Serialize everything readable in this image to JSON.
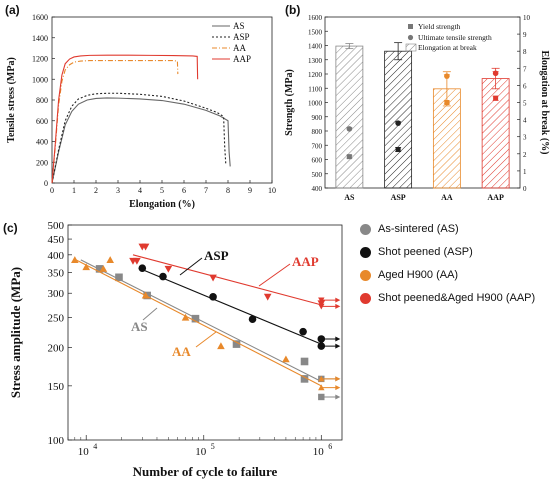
{
  "chart_data": [
    {
      "panel": "(a)",
      "type": "line",
      "xlabel": "Elongation (%)",
      "ylabel": "Tensile stress (MPa)",
      "xlim": [
        0,
        10
      ],
      "ylim": [
        0,
        1600
      ],
      "xticks": [
        "0",
        "1",
        "2",
        "3",
        "4",
        "5",
        "6",
        "7",
        "8",
        "9",
        "10"
      ],
      "yticks": [
        "0",
        "200",
        "400",
        "600",
        "800",
        "1000",
        "1200",
        "1400",
        "1600"
      ],
      "legend": "top-right",
      "series": [
        {
          "name": "AS",
          "color": "#666666",
          "dash": "",
          "x": [
            0,
            0.3,
            0.6,
            0.9,
            1.2,
            1.6,
            2,
            2.5,
            3,
            4,
            5,
            6,
            7,
            7.6,
            8,
            8.05,
            8.1
          ],
          "y": [
            0,
            300,
            560,
            690,
            760,
            800,
            815,
            820,
            818,
            810,
            795,
            760,
            700,
            650,
            600,
            300,
            160
          ]
        },
        {
          "name": "ASP",
          "color": "#222222",
          "dash": "2,2",
          "x": [
            0,
            0.3,
            0.6,
            0.9,
            1.2,
            1.6,
            2,
            2.5,
            3,
            4,
            5,
            6,
            7,
            7.5,
            7.8,
            7.85,
            7.9
          ],
          "y": [
            0,
            320,
            600,
            740,
            810,
            845,
            860,
            865,
            865,
            855,
            835,
            790,
            720,
            680,
            640,
            350,
            180
          ]
        },
        {
          "name": "AA",
          "color": "#e8892b",
          "dash": "5,2,1,2",
          "x": [
            0,
            0.15,
            0.3,
            0.45,
            0.6,
            0.8,
            1,
            1.3,
            1.7,
            2.5,
            3.5,
            4.5,
            5.5,
            5.7,
            5.72
          ],
          "y": [
            0,
            350,
            750,
            980,
            1090,
            1140,
            1165,
            1175,
            1180,
            1180,
            1180,
            1180,
            1180,
            1175,
            1050
          ]
        },
        {
          "name": "AAP",
          "color": "#e03a2f",
          "dash": "",
          "x": [
            0,
            0.15,
            0.3,
            0.45,
            0.6,
            0.8,
            1,
            1.3,
            1.7,
            2.5,
            3.5,
            4.5,
            5.5,
            6.4,
            6.6,
            6.62
          ],
          "y": [
            0,
            380,
            800,
            1040,
            1150,
            1195,
            1215,
            1225,
            1230,
            1232,
            1232,
            1230,
            1228,
            1225,
            1220,
            1000
          ]
        }
      ]
    },
    {
      "panel": "(b)",
      "type": "bar",
      "categories": [
        "AS",
        "ASP",
        "AA",
        "AAP"
      ],
      "ylabel_left": "Strength (MPa)",
      "ylabel_right": "Elongation at break (%)",
      "ylim_left": [
        400,
        1600
      ],
      "ylim_right": [
        0,
        10
      ],
      "yticks_left": [
        "400",
        "500",
        "600",
        "700",
        "800",
        "900",
        "1000",
        "1100",
        "1200",
        "1300",
        "1400",
        "1500",
        "1600"
      ],
      "yticks_right": [
        "0",
        "1",
        "2",
        "3",
        "4",
        "5",
        "6",
        "7",
        "8",
        "9",
        "10"
      ],
      "legend": "top-right",
      "legend_labels": [
        "Yield strength",
        "Ultimate tensile strength",
        "Elongation at break"
      ],
      "bar_colors": [
        "#888888",
        "#222222",
        "#e8892b",
        "#e03a2f"
      ],
      "elongation": [
        8.3,
        8.0,
        5.8,
        6.4
      ],
      "elongation_err": [
        0.15,
        0.5,
        1.0,
        0.6
      ],
      "yield_strength": [
        620,
        670,
        1000,
        1030
      ],
      "yield_err": [
        10,
        15,
        10,
        15
      ],
      "uts": [
        815,
        855,
        1185,
        1205
      ],
      "uts_err": [
        8,
        10,
        10,
        12
      ]
    },
    {
      "panel": "(c)",
      "type": "scatter",
      "xlabel": "Number of cycle to failure",
      "ylabel": "Stress amplitude (MPa)",
      "xscale": "log",
      "yscale": "log",
      "xlim": [
        7000,
        1500000
      ],
      "ylim": [
        100,
        500
      ],
      "xticks": [
        {
          "v": 10000,
          "b": "10",
          "e": "4"
        },
        {
          "v": 100000,
          "b": "10",
          "e": "5"
        },
        {
          "v": 1000000,
          "b": "10",
          "e": "6"
        }
      ],
      "yticks": [
        "100",
        "150",
        "200",
        "250",
        "300",
        "350",
        "400",
        "450",
        "500"
      ],
      "annotations": [
        "AS",
        "ASP",
        "AA",
        "AAP"
      ],
      "legend": "right",
      "series": [
        {
          "name": "As-sintered (AS)",
          "color": "#888888",
          "marker": "square",
          "x": [
            13000,
            19000,
            33000,
            85000,
            190000,
            720000,
            720000
          ],
          "y": [
            360,
            338,
            295,
            248,
            205,
            180,
            158
          ],
          "runout": [
            {
              "x": 1000000,
              "y": 138
            },
            {
              "x": 1000000,
              "y": 158
            }
          ],
          "fit": [
            [
              9000,
              385
            ],
            [
              1000000,
              155
            ]
          ]
        },
        {
          "name": "Shot peened (ASP)",
          "color": "#111111",
          "marker": "circle",
          "x": [
            30000,
            45000,
            120000,
            260000,
            700000,
            1000000,
            1000000
          ],
          "y": [
            362,
            340,
            292,
            247,
            225,
            213,
            202
          ],
          "runout": [
            {
              "x": 1000000,
              "y": 213
            },
            {
              "x": 1000000,
              "y": 202
            }
          ],
          "fit": [
            [
              28000,
              362
            ],
            [
              1000000,
              205
            ]
          ]
        },
        {
          "name": "Aged H900 (AA)",
          "color": "#e8892b",
          "marker": "triangle-up",
          "x": [
            8000,
            10000,
            14000,
            16000,
            32000,
            70000,
            140000,
            500000
          ],
          "y": [
            385,
            365,
            360,
            385,
            295,
            250,
            202,
            183
          ],
          "runout": [
            {
              "x": 1000000,
              "y": 158
            },
            {
              "x": 1000000,
              "y": 148
            }
          ],
          "fit": [
            [
              8000,
              387
            ],
            [
              1000000,
              150
            ]
          ]
        },
        {
          "name": "Shot peened&Aged H900 (AAP)",
          "color": "#e03a2f",
          "marker": "triangle-down",
          "x": [
            25000,
            27000,
            30000,
            32000,
            50000,
            120000,
            350000,
            1000000
          ],
          "y": [
            382,
            382,
            425,
            425,
            360,
            337,
            292,
            278
          ],
          "runout": [
            {
              "x": 1000000,
              "y": 285
            },
            {
              "x": 1000000,
              "y": 272
            }
          ],
          "fit": [
            [
              25000,
              400
            ],
            [
              1000000,
              275
            ]
          ]
        }
      ]
    }
  ]
}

==========

**Problem details:** Your copy of the data above should match it exactly, except that pictures are left out.

**Solution for this problem:**
Serialize everything readable in this image to JSON.
{
  "chart_data": [
    {
      "panel": "(a)",
      "type": "line",
      "xlabel": "Elongation (%)",
      "ylabel": "Tensile stress (MPa)",
      "xlim": [
        0,
        10
      ],
      "ylim": [
        0,
        1600
      ],
      "xticks": [
        "0",
        "1",
        "2",
        "3",
        "4",
        "5",
        "6",
        "7",
        "8",
        "9",
        "10"
      ],
      "yticks": [
        "0",
        "200",
        "400",
        "600",
        "800",
        "1000",
        "1200",
        "1400",
        "1600"
      ],
      "legend": "top-right",
      "series": [
        {
          "name": "AS",
          "color": "#666666",
          "dash": "",
          "x": [
            0,
            0.3,
            0.6,
            0.9,
            1.2,
            1.6,
            2,
            2.5,
            3,
            4,
            5,
            6,
            7,
            7.6,
            8,
            8.05,
            8.1
          ],
          "y": [
            0,
            300,
            560,
            690,
            760,
            800,
            815,
            820,
            818,
            810,
            795,
            760,
            700,
            650,
            600,
            300,
            160
          ]
        },
        {
          "name": "ASP",
          "color": "#222222",
          "dash": "2,2",
          "x": [
            0,
            0.3,
            0.6,
            0.9,
            1.2,
            1.6,
            2,
            2.5,
            3,
            4,
            5,
            6,
            7,
            7.5,
            7.8,
            7.85,
            7.9
          ],
          "y": [
            0,
            320,
            600,
            740,
            810,
            845,
            860,
            865,
            865,
            855,
            835,
            790,
            720,
            680,
            640,
            350,
            180
          ]
        },
        {
          "name": "AA",
          "color": "#e8892b",
          "dash": "5,2,1,2",
          "x": [
            0,
            0.15,
            0.3,
            0.45,
            0.6,
            0.8,
            1,
            1.3,
            1.7,
            2.5,
            3.5,
            4.5,
            5.5,
            5.7,
            5.72
          ],
          "y": [
            0,
            350,
            750,
            980,
            1090,
            1140,
            1165,
            1175,
            1180,
            1180,
            1180,
            1180,
            1180,
            1175,
            1050
          ]
        },
        {
          "name": "AAP",
          "color": "#e03a2f",
          "dash": "",
          "x": [
            0,
            0.15,
            0.3,
            0.45,
            0.6,
            0.8,
            1,
            1.3,
            1.7,
            2.5,
            3.5,
            4.5,
            5.5,
            6.4,
            6.6,
            6.62
          ],
          "y": [
            0,
            380,
            800,
            1040,
            1150,
            1195,
            1215,
            1225,
            1230,
            1232,
            1232,
            1230,
            1228,
            1225,
            1220,
            1000
          ]
        }
      ]
    },
    {
      "panel": "(b)",
      "type": "bar",
      "categories": [
        "AS",
        "ASP",
        "AA",
        "AAP"
      ],
      "ylabel_left": "Strength (MPa)",
      "ylabel_right": "Elongation at break (%)",
      "ylim_left": [
        400,
        1600
      ],
      "ylim_right": [
        0,
        10
      ],
      "yticks_left": [
        "400",
        "500",
        "600",
        "700",
        "800",
        "900",
        "1000",
        "1100",
        "1200",
        "1300",
        "1400",
        "1500",
        "1600"
      ],
      "yticks_right": [
        "0",
        "1",
        "2",
        "3",
        "4",
        "5",
        "6",
        "7",
        "8",
        "9",
        "10"
      ],
      "legend": "top-right",
      "legend_labels": [
        "Yield strength",
        "Ultimate tensile strength",
        "Elongation at break"
      ],
      "bar_colors": [
        "#888888",
        "#222222",
        "#e8892b",
        "#e03a2f"
      ],
      "elongation": [
        8.3,
        8.0,
        5.8,
        6.4
      ],
      "elongation_err": [
        0.15,
        0.5,
        1.0,
        0.6
      ],
      "yield_strength": [
        620,
        670,
        1000,
        1030
      ],
      "yield_err": [
        10,
        15,
        10,
        15
      ],
      "uts": [
        815,
        855,
        1185,
        1205
      ],
      "uts_err": [
        8,
        10,
        10,
        12
      ]
    },
    {
      "panel": "(c)",
      "type": "scatter",
      "xlabel": "Number of cycle to failure",
      "ylabel": "Stress amplitude (MPa)",
      "xscale": "log",
      "yscale": "log",
      "xlim": [
        7000,
        1500000
      ],
      "ylim": [
        100,
        500
      ],
      "xticks": [
        {
          "v": 10000,
          "b": "10",
          "e": "4"
        },
        {
          "v": 100000,
          "b": "10",
          "e": "5"
        },
        {
          "v": 1000000,
          "b": "10",
          "e": "6"
        }
      ],
      "yticks": [
        "100",
        "150",
        "200",
        "250",
        "300",
        "350",
        "400",
        "450",
        "500"
      ],
      "annotations": [
        "AS",
        "ASP",
        "AA",
        "AAP"
      ],
      "legend": "right",
      "series": [
        {
          "name": "As-sintered (AS)",
          "color": "#888888",
          "marker": "square",
          "x": [
            13000,
            19000,
            33000,
            85000,
            190000,
            720000,
            720000
          ],
          "y": [
            360,
            338,
            295,
            248,
            205,
            180,
            158
          ],
          "runout": [
            {
              "x": 1000000,
              "y": 138
            },
            {
              "x": 1000000,
              "y": 158
            }
          ],
          "fit": [
            [
              9000,
              385
            ],
            [
              1000000,
              155
            ]
          ]
        },
        {
          "name": "Shot peened (ASP)",
          "color": "#111111",
          "marker": "circle",
          "x": [
            30000,
            45000,
            120000,
            260000,
            700000,
            1000000,
            1000000
          ],
          "y": [
            362,
            340,
            292,
            247,
            225,
            213,
            202
          ],
          "runout": [
            {
              "x": 1000000,
              "y": 213
            },
            {
              "x": 1000000,
              "y": 202
            }
          ],
          "fit": [
            [
              28000,
              362
            ],
            [
              1000000,
              205
            ]
          ]
        },
        {
          "name": "Aged H900 (AA)",
          "color": "#e8892b",
          "marker": "triangle-up",
          "x": [
            8000,
            10000,
            14000,
            16000,
            32000,
            70000,
            140000,
            500000
          ],
          "y": [
            385,
            365,
            360,
            385,
            295,
            250,
            202,
            183
          ],
          "runout": [
            {
              "x": 1000000,
              "y": 158
            },
            {
              "x": 1000000,
              "y": 148
            }
          ],
          "fit": [
            [
              8000,
              387
            ],
            [
              1000000,
              150
            ]
          ]
        },
        {
          "name": "Shot peened&Aged H900 (AAP)",
          "color": "#e03a2f",
          "marker": "triangle-down",
          "x": [
            25000,
            27000,
            30000,
            32000,
            50000,
            120000,
            350000,
            1000000
          ],
          "y": [
            382,
            382,
            425,
            425,
            360,
            337,
            292,
            278
          ],
          "runout": [
            {
              "x": 1000000,
              "y": 285
            },
            {
              "x": 1000000,
              "y": 272
            }
          ],
          "fit": [
            [
              25000,
              400
            ],
            [
              1000000,
              275
            ]
          ]
        }
      ]
    }
  ]
}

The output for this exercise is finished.